Find every line below that contains the word "from" and copy it out.
>>>>
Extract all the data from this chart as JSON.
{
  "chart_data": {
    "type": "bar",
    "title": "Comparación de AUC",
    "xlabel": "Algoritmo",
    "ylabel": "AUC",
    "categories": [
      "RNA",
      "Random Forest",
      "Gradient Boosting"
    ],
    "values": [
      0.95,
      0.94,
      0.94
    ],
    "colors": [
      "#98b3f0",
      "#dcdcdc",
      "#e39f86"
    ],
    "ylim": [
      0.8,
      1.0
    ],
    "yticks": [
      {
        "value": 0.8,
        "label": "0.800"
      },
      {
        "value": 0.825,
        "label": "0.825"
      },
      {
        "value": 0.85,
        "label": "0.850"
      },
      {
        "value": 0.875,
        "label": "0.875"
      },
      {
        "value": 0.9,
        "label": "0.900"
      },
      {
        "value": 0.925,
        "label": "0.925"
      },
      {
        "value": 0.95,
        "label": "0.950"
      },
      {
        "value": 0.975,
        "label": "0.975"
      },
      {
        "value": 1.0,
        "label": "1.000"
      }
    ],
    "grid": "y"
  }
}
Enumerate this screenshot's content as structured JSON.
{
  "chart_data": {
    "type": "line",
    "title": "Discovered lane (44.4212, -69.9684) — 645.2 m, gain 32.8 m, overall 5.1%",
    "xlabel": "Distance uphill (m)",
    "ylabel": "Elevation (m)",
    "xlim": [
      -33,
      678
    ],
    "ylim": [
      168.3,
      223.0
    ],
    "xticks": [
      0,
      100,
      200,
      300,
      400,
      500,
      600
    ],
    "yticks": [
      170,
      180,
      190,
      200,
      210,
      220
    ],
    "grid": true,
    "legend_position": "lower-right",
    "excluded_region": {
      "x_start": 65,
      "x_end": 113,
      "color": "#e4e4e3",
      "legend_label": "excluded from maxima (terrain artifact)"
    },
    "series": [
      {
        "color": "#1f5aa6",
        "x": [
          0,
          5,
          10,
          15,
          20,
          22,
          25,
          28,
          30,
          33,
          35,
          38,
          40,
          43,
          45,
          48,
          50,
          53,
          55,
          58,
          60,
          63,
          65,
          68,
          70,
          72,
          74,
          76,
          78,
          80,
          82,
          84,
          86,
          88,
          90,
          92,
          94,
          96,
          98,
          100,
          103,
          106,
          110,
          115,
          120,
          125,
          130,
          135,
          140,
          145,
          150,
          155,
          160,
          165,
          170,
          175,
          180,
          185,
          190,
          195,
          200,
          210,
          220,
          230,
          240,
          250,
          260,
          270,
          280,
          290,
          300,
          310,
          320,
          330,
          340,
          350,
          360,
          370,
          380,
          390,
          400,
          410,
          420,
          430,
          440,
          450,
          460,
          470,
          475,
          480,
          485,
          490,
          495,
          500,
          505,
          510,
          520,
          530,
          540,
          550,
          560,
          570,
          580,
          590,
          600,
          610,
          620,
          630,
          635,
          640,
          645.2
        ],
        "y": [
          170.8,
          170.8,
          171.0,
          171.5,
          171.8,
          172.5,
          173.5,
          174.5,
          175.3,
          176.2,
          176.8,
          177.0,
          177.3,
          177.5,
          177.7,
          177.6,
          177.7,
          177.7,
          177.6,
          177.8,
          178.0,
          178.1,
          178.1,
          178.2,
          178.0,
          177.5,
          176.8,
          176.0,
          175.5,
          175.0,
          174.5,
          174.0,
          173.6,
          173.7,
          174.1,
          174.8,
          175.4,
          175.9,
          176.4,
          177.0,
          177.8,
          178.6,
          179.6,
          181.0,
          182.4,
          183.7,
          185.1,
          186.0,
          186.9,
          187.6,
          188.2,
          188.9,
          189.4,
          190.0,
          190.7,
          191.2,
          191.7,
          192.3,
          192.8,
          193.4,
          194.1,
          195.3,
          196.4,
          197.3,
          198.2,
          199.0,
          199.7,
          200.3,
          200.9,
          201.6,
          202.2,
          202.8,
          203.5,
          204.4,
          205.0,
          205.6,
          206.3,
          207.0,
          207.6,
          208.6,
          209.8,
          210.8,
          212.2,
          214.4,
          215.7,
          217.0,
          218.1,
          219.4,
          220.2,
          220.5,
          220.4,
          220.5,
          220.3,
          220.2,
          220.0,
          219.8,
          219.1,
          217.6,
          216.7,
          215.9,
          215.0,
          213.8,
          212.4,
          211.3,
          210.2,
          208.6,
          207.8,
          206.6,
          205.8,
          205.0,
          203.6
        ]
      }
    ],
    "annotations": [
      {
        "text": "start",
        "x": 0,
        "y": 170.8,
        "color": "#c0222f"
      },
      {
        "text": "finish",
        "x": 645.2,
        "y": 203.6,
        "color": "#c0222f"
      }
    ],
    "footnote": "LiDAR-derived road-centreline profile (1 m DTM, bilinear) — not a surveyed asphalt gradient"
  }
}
<<<<
:: Solved exercise ::
Extract all the data from this chart as JSON.
      "legend_label": "excluded from maxima (terrain artifact)"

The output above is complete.